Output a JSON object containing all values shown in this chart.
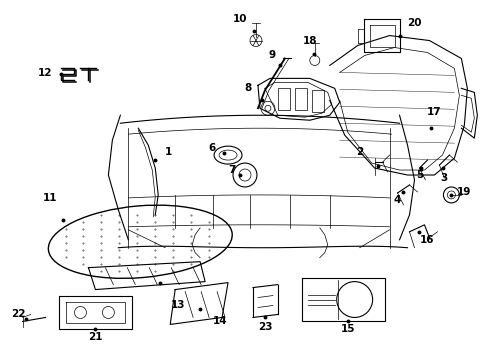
{
  "background_color": "#ffffff",
  "line_color": "#000000",
  "fig_width": 4.85,
  "fig_height": 3.57,
  "dpi": 100,
  "label_fontsize": 7.5
}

◆ **Exercise prompt**
Generate a word-for-word copy of the preceding records, excluding all pictures.

◆ **Output for this exercise**
Output a JSON object containing all values shown in this chart.
{
  "background_color": "#ffffff",
  "line_color": "#000000",
  "fig_width": 4.85,
  "fig_height": 3.57,
  "dpi": 100,
  "label_fontsize": 7.5
}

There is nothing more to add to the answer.